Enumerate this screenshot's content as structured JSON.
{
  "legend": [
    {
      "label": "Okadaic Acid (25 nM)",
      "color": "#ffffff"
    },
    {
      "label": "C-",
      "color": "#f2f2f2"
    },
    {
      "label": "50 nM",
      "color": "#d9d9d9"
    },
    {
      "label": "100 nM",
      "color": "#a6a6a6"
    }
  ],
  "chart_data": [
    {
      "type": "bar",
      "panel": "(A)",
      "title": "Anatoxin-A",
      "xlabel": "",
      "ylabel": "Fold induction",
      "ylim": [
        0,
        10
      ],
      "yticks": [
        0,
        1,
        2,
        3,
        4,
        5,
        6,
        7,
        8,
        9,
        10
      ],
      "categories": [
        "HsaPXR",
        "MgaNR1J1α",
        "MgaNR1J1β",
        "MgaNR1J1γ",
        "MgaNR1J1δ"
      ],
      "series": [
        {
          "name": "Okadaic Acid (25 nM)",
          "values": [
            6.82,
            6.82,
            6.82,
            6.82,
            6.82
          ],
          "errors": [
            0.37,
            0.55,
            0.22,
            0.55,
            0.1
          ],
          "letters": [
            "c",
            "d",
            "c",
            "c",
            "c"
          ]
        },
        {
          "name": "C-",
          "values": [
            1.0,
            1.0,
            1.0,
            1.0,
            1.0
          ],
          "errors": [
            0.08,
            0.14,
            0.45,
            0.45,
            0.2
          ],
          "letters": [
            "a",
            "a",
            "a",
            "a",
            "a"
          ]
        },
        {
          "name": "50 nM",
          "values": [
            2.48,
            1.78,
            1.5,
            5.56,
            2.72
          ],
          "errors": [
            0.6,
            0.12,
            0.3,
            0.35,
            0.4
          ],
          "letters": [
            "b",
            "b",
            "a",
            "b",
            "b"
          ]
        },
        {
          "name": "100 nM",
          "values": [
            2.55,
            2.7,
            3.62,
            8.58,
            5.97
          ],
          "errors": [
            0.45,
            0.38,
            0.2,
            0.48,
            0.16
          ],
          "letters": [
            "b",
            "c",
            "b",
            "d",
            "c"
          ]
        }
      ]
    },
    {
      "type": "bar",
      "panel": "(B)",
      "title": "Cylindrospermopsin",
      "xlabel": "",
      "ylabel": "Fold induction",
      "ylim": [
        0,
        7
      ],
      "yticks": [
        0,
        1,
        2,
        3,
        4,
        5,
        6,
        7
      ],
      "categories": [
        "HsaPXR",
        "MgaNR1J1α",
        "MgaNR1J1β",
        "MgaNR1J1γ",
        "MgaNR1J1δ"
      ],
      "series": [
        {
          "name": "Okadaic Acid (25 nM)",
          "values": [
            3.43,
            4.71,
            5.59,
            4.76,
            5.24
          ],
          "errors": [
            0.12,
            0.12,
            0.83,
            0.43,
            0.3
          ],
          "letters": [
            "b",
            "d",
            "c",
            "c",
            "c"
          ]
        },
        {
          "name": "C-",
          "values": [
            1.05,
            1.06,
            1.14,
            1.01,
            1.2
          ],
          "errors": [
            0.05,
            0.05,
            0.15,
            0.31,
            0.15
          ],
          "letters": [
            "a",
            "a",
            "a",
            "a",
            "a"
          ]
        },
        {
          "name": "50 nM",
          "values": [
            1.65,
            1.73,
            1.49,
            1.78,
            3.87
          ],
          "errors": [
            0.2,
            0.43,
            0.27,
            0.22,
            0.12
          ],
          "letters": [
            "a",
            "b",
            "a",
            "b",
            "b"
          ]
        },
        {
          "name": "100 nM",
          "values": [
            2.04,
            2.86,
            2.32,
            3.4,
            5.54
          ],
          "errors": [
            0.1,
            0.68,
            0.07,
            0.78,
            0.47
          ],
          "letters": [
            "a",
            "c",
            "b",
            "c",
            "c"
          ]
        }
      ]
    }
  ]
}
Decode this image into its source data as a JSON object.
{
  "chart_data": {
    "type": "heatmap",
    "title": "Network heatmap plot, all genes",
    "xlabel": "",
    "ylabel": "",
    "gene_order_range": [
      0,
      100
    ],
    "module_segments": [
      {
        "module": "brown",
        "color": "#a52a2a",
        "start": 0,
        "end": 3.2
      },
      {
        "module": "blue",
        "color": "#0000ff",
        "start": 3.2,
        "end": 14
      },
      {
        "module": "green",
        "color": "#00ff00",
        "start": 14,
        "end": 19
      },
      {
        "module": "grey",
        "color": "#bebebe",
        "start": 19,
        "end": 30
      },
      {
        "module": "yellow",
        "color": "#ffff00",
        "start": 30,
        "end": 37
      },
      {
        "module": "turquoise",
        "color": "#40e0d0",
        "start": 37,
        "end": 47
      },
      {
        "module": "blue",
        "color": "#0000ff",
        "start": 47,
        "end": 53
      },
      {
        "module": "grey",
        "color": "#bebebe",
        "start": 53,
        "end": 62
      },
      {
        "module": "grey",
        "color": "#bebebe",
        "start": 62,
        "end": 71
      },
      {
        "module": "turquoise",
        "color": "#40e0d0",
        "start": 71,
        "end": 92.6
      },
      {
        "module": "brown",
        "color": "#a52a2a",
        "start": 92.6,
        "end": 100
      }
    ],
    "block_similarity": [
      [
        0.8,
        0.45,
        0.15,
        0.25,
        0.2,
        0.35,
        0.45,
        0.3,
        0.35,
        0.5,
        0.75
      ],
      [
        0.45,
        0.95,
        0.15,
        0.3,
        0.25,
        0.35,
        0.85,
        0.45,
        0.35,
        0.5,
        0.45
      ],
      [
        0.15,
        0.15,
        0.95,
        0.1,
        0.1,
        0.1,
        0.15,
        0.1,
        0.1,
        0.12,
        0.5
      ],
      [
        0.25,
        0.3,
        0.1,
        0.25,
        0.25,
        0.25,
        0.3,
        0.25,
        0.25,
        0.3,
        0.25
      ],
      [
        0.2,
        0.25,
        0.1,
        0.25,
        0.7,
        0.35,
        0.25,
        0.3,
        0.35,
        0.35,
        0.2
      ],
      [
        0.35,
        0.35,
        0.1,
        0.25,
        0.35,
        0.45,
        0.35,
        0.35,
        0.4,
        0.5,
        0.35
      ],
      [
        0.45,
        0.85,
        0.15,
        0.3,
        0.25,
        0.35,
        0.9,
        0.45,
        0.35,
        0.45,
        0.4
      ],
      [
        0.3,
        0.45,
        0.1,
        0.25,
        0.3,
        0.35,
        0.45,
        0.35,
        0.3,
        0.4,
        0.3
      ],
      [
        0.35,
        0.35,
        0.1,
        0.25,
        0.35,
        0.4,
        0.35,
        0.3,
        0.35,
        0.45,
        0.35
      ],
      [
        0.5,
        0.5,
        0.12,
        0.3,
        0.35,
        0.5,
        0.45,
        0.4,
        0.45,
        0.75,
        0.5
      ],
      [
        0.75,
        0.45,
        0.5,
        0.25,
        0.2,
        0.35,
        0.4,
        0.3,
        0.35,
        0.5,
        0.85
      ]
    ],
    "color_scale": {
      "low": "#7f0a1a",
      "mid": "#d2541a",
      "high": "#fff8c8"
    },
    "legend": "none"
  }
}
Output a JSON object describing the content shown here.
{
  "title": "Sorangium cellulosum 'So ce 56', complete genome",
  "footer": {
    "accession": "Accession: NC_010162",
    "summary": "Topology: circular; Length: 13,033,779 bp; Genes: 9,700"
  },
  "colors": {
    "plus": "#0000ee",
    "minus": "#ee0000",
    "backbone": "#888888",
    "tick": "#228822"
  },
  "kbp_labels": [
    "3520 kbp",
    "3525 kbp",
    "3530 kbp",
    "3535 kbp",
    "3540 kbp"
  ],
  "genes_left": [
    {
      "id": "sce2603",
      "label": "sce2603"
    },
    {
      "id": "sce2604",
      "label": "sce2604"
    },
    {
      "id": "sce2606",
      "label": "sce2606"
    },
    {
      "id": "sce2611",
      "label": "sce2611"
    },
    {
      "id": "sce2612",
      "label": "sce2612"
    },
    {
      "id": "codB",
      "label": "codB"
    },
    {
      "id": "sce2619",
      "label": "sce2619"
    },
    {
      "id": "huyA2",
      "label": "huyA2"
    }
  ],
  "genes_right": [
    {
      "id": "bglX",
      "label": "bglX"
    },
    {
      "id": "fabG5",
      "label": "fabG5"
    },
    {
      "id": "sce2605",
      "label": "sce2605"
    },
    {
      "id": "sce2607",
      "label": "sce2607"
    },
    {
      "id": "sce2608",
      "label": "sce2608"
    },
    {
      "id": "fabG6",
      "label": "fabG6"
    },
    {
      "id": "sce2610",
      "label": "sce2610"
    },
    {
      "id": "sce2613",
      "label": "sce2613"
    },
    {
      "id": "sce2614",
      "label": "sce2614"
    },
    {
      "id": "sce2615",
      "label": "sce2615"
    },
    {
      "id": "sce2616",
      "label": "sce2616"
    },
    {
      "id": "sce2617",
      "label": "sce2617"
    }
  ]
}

○ ○ ○ ○ ○ ○ ○

> _How to complete this task_:
Wherever the word "heatmap" occurs in the data above, copy the line it sits in.

> _Exercise response_:
    "type": "heatmap",
    "title": "Network heatmap plot, all genes",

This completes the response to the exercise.